SHORT PROBLEM: Copy every entry exactly as given, minus the images.
# start of MATERIALS PROVIDED
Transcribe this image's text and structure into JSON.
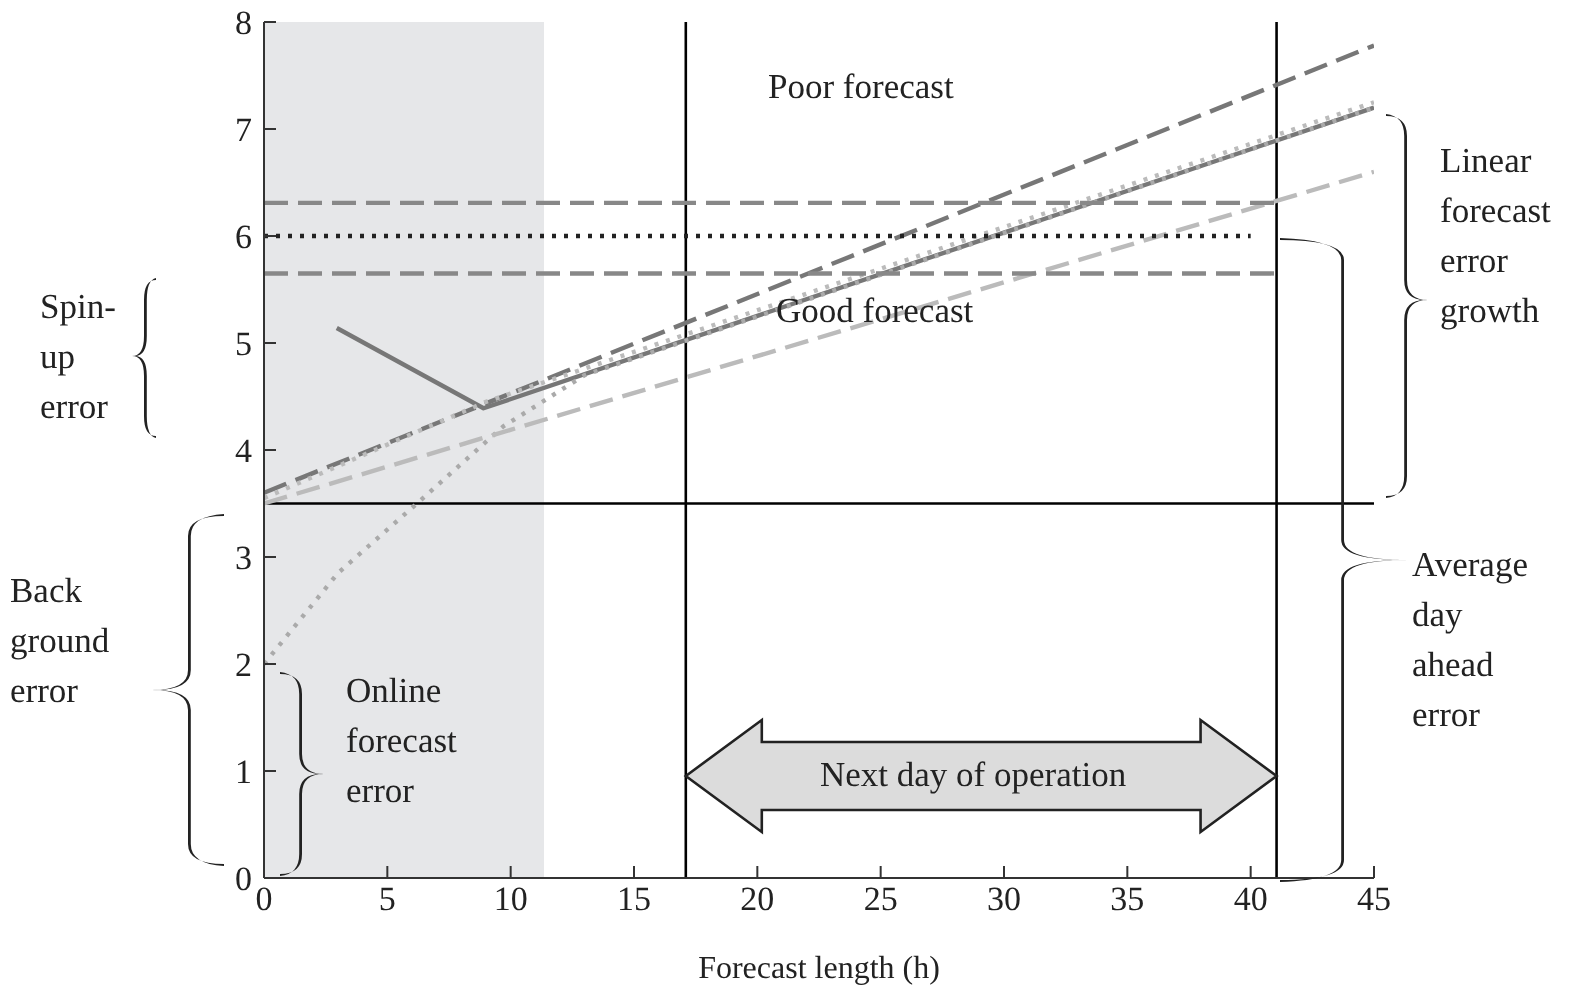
{
  "chart_data": {
    "type": "line",
    "xlabel": "Forecast length (h)",
    "xlim": [
      0,
      45
    ],
    "xticks": [
      0,
      5,
      10,
      15,
      20,
      25,
      30,
      35,
      40,
      45
    ],
    "ylim": [
      0,
      8
    ],
    "yticks": [
      0,
      1,
      2,
      3,
      4,
      5,
      6,
      7,
      8
    ],
    "series": [
      {
        "color": "#777777",
        "line_style": "dashed",
        "x": [
          0,
          45
        ],
        "values": [
          3.6,
          7.78
        ]
      },
      {
        "color": "#777777",
        "line_style": "solid",
        "x": [
          2.95,
          8.9,
          45
        ],
        "values": [
          5.14,
          4.39,
          7.2
        ]
      },
      {
        "color": "#aaaaaa",
        "line_style": "dotted",
        "x": [
          0,
          3,
          6.2,
          9.7,
          13,
          45
        ],
        "values": [
          2,
          2.85,
          3.5,
          4.22,
          4.7,
          7.2
        ]
      },
      {
        "color": "#bbbbbb",
        "line_style": "dotted",
        "x": [
          0,
          9,
          45
        ],
        "values": [
          3.55,
          4.45,
          7.25
        ]
      },
      {
        "color": "#bbbbbb",
        "line_style": "dashed",
        "x": [
          0,
          45
        ],
        "values": [
          3.5,
          6.6
        ]
      },
      {
        "color": "#888888",
        "line_style": "dashed",
        "x": [
          0,
          41
        ],
        "values": [
          6.31,
          6.31
        ]
      },
      {
        "color": "#888888",
        "line_style": "dashed",
        "x": [
          0,
          41
        ],
        "values": [
          5.65,
          5.65
        ]
      },
      {
        "color": "#222222",
        "line_style": "dotted",
        "x": [
          0,
          40
        ],
        "values": [
          6,
          6
        ]
      }
    ],
    "ref_lines": [
      {
        "axis": "y",
        "value": 3.5,
        "color": "#000000"
      },
      {
        "axis": "x",
        "value": 17.1,
        "color": "#000000"
      },
      {
        "axis": "x",
        "value": 41.05,
        "color": "#000000"
      }
    ],
    "bands": [
      {
        "axis": "x",
        "from": 0,
        "to": 11.35,
        "color": "#e6e7e9"
      }
    ],
    "annotations": [
      "Poor forecast",
      "Good forecast",
      "Next day of operation",
      "Spin-up error",
      "Back ground error",
      "Online forecast error",
      "Linear forecast error growth",
      "Average day ahead error"
    ]
  }
}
# end of MATERIALS PROVIDED
WORKED ANSWER:
Transcribe this image's text and structure into JSON.
{
  "chart_data": {
    "type": "line",
    "xlabel": "Forecast length (h)",
    "xlim": [
      0,
      45
    ],
    "xticks": [
      0,
      5,
      10,
      15,
      20,
      25,
      30,
      35,
      40,
      45
    ],
    "ylim": [
      0,
      8
    ],
    "yticks": [
      0,
      1,
      2,
      3,
      4,
      5,
      6,
      7,
      8
    ],
    "series": [
      {
        "color": "#777777",
        "line_style": "dashed",
        "x": [
          0,
          45
        ],
        "values": [
          3.6,
          7.78
        ]
      },
      {
        "color": "#777777",
        "line_style": "solid",
        "x": [
          2.95,
          8.9,
          45
        ],
        "values": [
          5.14,
          4.39,
          7.2
        ]
      },
      {
        "color": "#aaaaaa",
        "line_style": "dotted",
        "x": [
          0,
          3,
          6.2,
          9.7,
          13,
          45
        ],
        "values": [
          2,
          2.85,
          3.5,
          4.22,
          4.7,
          7.2
        ]
      },
      {
        "color": "#bbbbbb",
        "line_style": "dotted",
        "x": [
          0,
          9,
          45
        ],
        "values": [
          3.55,
          4.45,
          7.25
        ]
      },
      {
        "color": "#bbbbbb",
        "line_style": "dashed",
        "x": [
          0,
          45
        ],
        "values": [
          3.5,
          6.6
        ]
      },
      {
        "color": "#888888",
        "line_style": "dashed",
        "x": [
          0,
          41
        ],
        "values": [
          6.31,
          6.31
        ]
      },
      {
        "color": "#888888",
        "line_style": "dashed",
        "x": [
          0,
          41
        ],
        "values": [
          5.65,
          5.65
        ]
      },
      {
        "color": "#222222",
        "line_style": "dotted",
        "x": [
          0,
          40
        ],
        "values": [
          6,
          6
        ]
      }
    ],
    "ref_lines": [
      {
        "axis": "y",
        "value": 3.5,
        "color": "#000000"
      },
      {
        "axis": "x",
        "value": 17.1,
        "color": "#000000"
      },
      {
        "axis": "x",
        "value": 41.05,
        "color": "#000000"
      }
    ],
    "bands": [
      {
        "axis": "x",
        "from": 0,
        "to": 11.35,
        "color": "#e6e7e9"
      }
    ],
    "annotations": [
      "Poor forecast",
      "Good forecast",
      "Next day of operation",
      "Spin-up error",
      "Back ground error",
      "Online forecast error",
      "Linear forecast error growth",
      "Average day ahead error"
    ]
  }
}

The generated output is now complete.